[Collected data]
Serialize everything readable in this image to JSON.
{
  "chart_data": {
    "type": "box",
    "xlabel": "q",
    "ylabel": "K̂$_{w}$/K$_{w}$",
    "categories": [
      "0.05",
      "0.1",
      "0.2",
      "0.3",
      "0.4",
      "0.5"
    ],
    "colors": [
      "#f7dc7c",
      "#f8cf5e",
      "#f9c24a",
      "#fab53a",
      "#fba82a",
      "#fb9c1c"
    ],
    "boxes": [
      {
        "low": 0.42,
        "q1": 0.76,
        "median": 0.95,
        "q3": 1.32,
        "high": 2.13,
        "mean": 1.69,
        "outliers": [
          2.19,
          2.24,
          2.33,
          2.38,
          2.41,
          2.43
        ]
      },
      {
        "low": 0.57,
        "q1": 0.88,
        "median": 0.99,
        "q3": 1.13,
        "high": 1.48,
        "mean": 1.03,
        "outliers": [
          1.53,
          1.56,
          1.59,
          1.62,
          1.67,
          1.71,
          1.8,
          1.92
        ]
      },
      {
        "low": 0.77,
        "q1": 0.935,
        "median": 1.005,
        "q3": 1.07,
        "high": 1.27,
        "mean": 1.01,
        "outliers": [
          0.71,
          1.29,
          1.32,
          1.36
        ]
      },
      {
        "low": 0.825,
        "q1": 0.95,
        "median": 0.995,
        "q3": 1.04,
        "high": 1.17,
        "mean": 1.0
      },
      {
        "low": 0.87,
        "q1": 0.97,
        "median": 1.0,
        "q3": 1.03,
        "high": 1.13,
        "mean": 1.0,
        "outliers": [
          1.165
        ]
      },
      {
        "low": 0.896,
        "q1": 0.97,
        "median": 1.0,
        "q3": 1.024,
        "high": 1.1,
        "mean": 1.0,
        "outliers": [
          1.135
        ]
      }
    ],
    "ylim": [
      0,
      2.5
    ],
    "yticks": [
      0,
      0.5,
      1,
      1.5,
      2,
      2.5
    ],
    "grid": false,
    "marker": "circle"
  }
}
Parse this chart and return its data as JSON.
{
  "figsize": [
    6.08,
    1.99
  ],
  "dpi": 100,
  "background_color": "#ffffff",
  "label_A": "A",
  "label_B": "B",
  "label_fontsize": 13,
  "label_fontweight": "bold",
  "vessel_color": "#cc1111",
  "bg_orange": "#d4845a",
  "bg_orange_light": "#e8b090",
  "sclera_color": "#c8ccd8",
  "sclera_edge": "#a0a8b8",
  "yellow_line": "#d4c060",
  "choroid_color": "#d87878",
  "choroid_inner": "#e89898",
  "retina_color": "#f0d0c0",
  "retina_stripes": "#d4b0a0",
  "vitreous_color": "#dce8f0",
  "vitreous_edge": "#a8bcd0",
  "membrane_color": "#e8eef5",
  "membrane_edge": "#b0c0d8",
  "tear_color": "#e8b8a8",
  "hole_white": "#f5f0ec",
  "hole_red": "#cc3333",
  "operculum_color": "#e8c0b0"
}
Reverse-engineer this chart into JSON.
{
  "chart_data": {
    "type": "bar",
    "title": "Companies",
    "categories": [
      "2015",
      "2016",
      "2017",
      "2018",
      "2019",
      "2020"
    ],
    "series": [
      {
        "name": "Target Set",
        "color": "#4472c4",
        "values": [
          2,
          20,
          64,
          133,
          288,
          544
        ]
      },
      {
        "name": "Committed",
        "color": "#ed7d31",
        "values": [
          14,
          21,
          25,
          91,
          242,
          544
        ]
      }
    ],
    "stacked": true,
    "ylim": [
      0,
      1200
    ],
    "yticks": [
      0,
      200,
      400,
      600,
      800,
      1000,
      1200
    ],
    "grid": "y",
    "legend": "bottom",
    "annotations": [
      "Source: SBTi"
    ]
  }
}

The request = Exactly reproduce every record.

Finished task =
Serialize everything readable in this image to JSON.
{
  "chart_data": {
    "type": "box",
    "xlabel": "q",
    "ylabel": "K̂$_{w}$/K$_{w}$",
    "categories": [
      "0.05",
      "0.1",
      "0.2",
      "0.3",
      "0.4",
      "0.5"
    ],
    "colors": [
      "#f7dc7c",
      "#f8cf5e",
      "#f9c24a",
      "#fab53a",
      "#fba82a",
      "#fb9c1c"
    ],
    "boxes": [
      {
        "low": 0.42,
        "q1": 0.76,
        "median": 0.95,
        "q3": 1.32,
        "high": 2.13,
        "mean": 1.69,
        "outliers": [
          2.19,
          2.24,
          2.33,
          2.38,
          2.41,
          2.43
        ]
      },
      {
        "low": 0.57,
        "q1": 0.88,
        "median": 0.99,
        "q3": 1.13,
        "high": 1.48,
        "mean": 1.03,
        "outliers": [
          1.53,
          1.56,
          1.59,
          1.62,
          1.67,
          1.71,
          1.8,
          1.92
        ]
      },
      {
        "low": 0.77,
        "q1": 0.935,
        "median": 1.005,
        "q3": 1.07,
        "high": 1.27,
        "mean": 1.01,
        "outliers": [
          0.71,
          1.29,
          1.32,
          1.36
        ]
      },
      {
        "low": 0.825,
        "q1": 0.95,
        "median": 0.995,
        "q3": 1.04,
        "high": 1.17,
        "mean": 1.0
      },
      {
        "low": 0.87,
        "q1": 0.97,
        "median": 1.0,
        "q3": 1.03,
        "high": 1.13,
        "mean": 1.0,
        "outliers": [
          1.165
        ]
      },
      {
        "low": 0.896,
        "q1": 0.97,
        "median": 1.0,
        "q3": 1.024,
        "high": 1.1,
        "mean": 1.0,
        "outliers": [
          1.135
        ]
      }
    ],
    "ylim": [
      0,
      2.5
    ],
    "yticks": [
      0,
      0.5,
      1,
      1.5,
      2,
      2.5
    ],
    "grid": false,
    "marker": "circle"
  }
}
Parse this chart and return its data as JSON.
{
  "figsize": [
    6.08,
    1.99
  ],
  "dpi": 100,
  "background_color": "#ffffff",
  "label_A": "A",
  "label_B": "B",
  "label_fontsize": 13,
  "label_fontweight": "bold",
  "vessel_color": "#cc1111",
  "bg_orange": "#d4845a",
  "bg_orange_light": "#e8b090",
  "sclera_color": "#c8ccd8",
  "sclera_edge": "#a0a8b8",
  "yellow_line": "#d4c060",
  "choroid_color": "#d87878",
  "choroid_inner": "#e89898",
  "retina_color": "#f0d0c0",
  "retina_stripes": "#d4b0a0",
  "vitreous_color": "#dce8f0",
  "vitreous_edge": "#a8bcd0",
  "membrane_color": "#e8eef5",
  "membrane_edge": "#b0c0d8",
  "tear_color": "#e8b8a8",
  "hole_white": "#f5f0ec",
  "hole_red": "#cc3333",
  "operculum_color": "#e8c0b0"
}
Reverse-engineer this chart into JSON.
{
  "chart_data": {
    "type": "bar",
    "title": "Companies",
    "categories": [
      "2015",
      "2016",
      "2017",
      "2018",
      "2019",
      "2020"
    ],
    "series": [
      {
        "name": "Target Set",
        "color": "#4472c4",
        "values": [
          2,
          20,
          64,
          133,
          288,
          544
        ]
      },
      {
        "name": "Committed",
        "color": "#ed7d31",
        "values": [
          14,
          21,
          25,
          91,
          242,
          544
        ]
      }
    ],
    "stacked": true,
    "ylim": [
      0,
      1200
    ],
    "yticks": [
      0,
      200,
      400,
      600,
      800,
      1000,
      1200
    ],
    "grid": "y",
    "legend": "bottom",
    "annotations": [
      "Source: SBTi"
    ]
  }
}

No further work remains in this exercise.